> **PROBLEM DETAILS**
Return each line of the data below verbatim; pictures are to be left out.

=-=-=

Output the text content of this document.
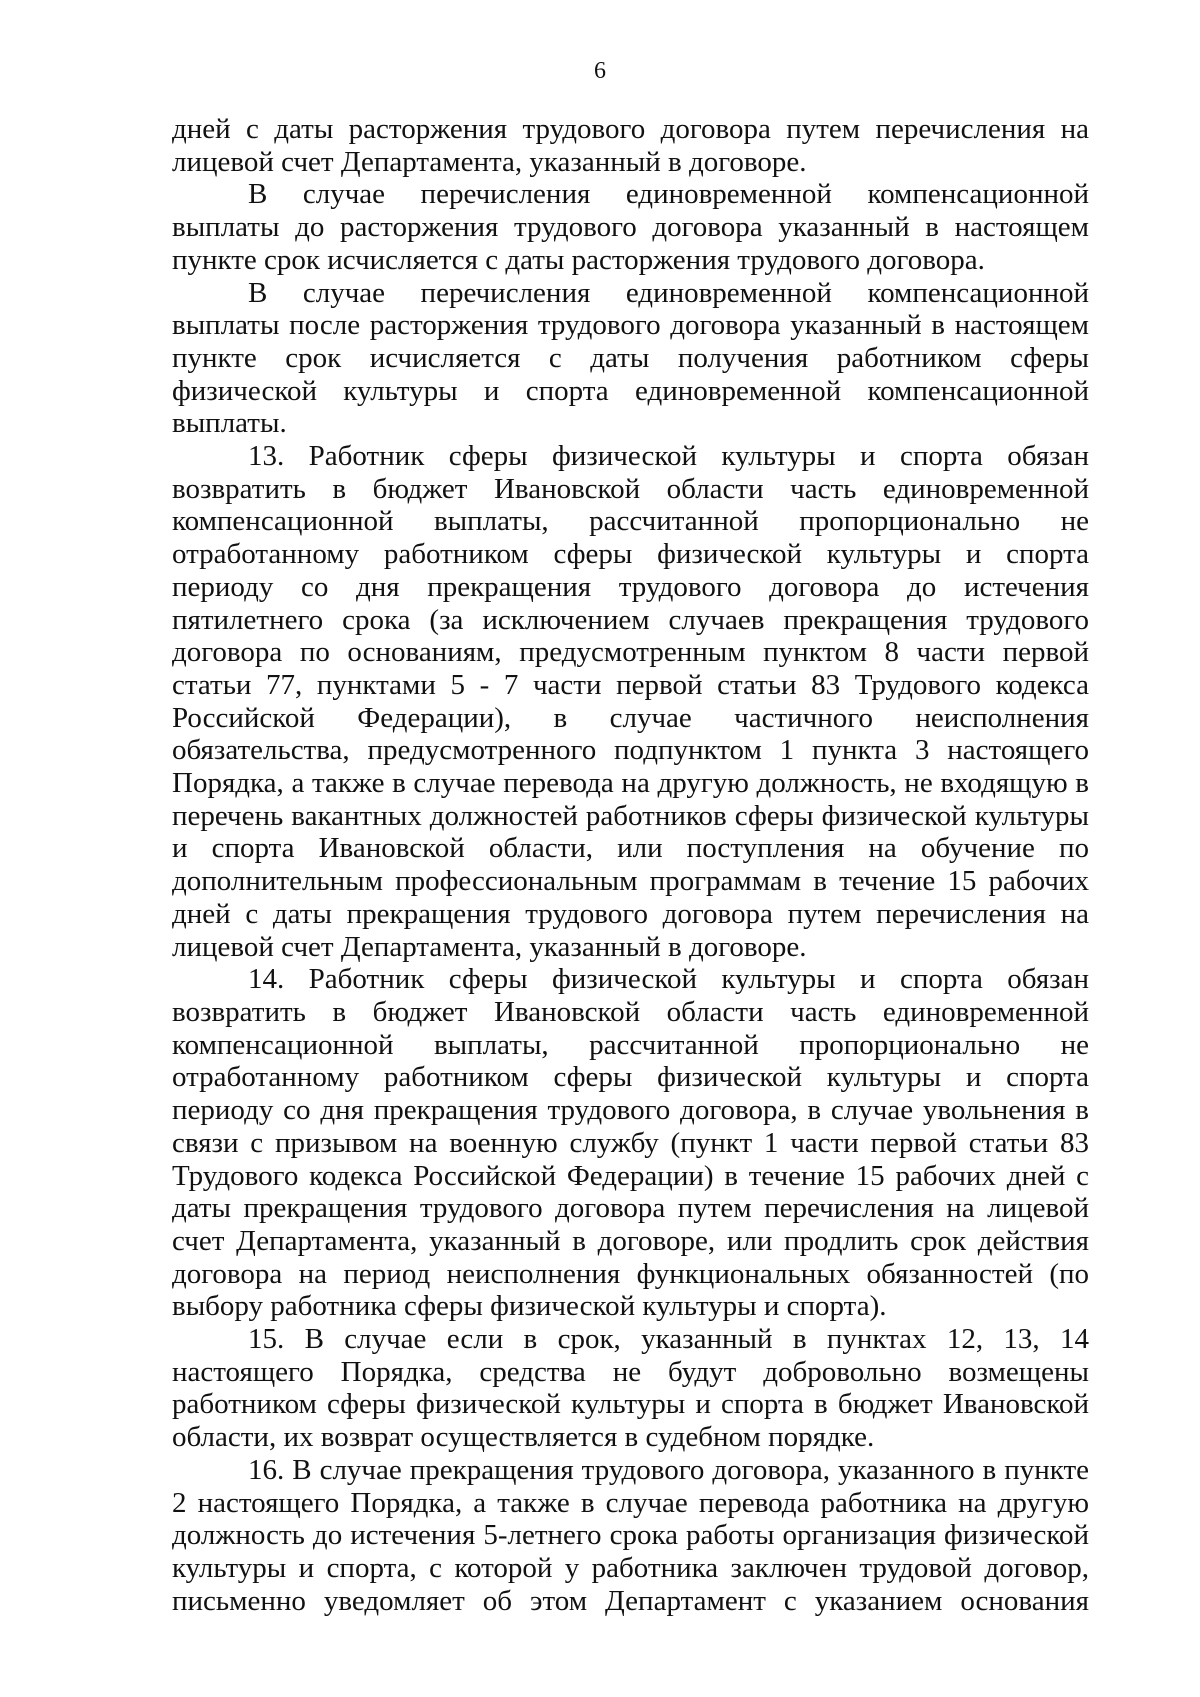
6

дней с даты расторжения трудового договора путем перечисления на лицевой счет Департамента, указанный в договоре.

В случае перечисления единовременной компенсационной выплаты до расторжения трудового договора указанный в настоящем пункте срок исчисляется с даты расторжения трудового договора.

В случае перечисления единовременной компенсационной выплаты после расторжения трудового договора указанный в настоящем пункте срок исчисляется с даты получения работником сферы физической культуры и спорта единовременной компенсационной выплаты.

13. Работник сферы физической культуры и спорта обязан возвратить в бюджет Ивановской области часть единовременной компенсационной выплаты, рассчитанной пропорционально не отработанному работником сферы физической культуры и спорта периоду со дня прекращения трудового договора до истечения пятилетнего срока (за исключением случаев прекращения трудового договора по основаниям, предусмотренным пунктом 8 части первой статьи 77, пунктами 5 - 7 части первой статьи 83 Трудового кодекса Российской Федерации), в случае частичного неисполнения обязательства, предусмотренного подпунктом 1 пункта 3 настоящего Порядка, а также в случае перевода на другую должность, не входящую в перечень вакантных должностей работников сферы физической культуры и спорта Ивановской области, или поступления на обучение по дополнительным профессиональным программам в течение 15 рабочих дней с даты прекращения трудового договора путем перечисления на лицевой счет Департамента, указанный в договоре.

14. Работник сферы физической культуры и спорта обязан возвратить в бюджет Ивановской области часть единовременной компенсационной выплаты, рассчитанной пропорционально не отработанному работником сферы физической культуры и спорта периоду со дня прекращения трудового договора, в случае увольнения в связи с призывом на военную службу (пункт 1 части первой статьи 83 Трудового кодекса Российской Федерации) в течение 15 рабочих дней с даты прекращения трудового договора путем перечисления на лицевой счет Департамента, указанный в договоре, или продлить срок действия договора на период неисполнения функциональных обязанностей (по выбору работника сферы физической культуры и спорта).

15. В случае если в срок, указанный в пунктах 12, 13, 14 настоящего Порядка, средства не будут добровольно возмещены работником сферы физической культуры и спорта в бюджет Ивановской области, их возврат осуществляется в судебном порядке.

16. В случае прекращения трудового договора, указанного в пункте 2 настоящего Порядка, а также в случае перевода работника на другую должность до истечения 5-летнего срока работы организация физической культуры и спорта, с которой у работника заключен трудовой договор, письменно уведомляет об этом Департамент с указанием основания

=-=-=

> **FINAL RESULT**
Output the text content of this document.
6

дней с даты расторжения трудового договора путем перечисления на лицевой счет Департамента, указанный в договоре.

В случае перечисления единовременной компенсационной выплаты до расторжения трудового договора указанный в настоящем пункте срок исчисляется с даты расторжения трудового договора.

В случае перечисления единовременной компенсационной выплаты после расторжения трудового договора указанный в настоящем пункте срок исчисляется с даты получения работником сферы физической культуры и спорта единовременной компенсационной выплаты.

13. Работник сферы физической культуры и спорта обязан возвратить в бюджет Ивановской области часть единовременной компенсационной выплаты, рассчитанной пропорционально не отработанному работником сферы физической культуры и спорта периоду со дня прекращения трудового договора до истечения пятилетнего срока (за исключением случаев прекращения трудового договора по основаниям, предусмотренным пунктом 8 части первой статьи 77, пунктами 5 - 7 части первой статьи 83 Трудового кодекса Российской Федерации), в случае частичного неисполнения обязательства, предусмотренного подпунктом 1 пункта 3 настоящего Порядка, а также в случае перевода на другую должность, не входящую в перечень вакантных должностей работников сферы физической культуры и спорта Ивановской области, или поступления на обучение по дополнительным профессиональным программам в течение 15 рабочих дней с даты прекращения трудового договора путем перечисления на лицевой счет Департамента, указанный в договоре.

14. Работник сферы физической культуры и спорта обязан возвратить в бюджет Ивановской области часть единовременной компенсационной выплаты, рассчитанной пропорционально не отработанному работником сферы физической культуры и спорта периоду со дня прекращения трудового договора, в случае увольнения в связи с призывом на военную службу (пункт 1 части первой статьи 83 Трудового кодекса Российской Федерации) в течение 15 рабочих дней с даты прекращения трудового договора путем перечисления на лицевой счет Департамента, указанный в договоре, или продлить срок действия договора на период неисполнения функциональных обязанностей (по выбору работника сферы физической культуры и спорта).

15. В случае если в срок, указанный в пунктах 12, 13, 14 настоящего Порядка, средства не будут добровольно возмещены работником сферы физической культуры и спорта в бюджет Ивановской области, их возврат осуществляется в судебном порядке.

16. В случае прекращения трудового договора, указанного в пункте 2 настоящего Порядка, а также в случае перевода работника на другую должность до истечения 5-летнего срока работы организация физической культуры и спорта, с которой у работника заключен трудовой договор, письменно уведомляет об этом Департамент с указанием основания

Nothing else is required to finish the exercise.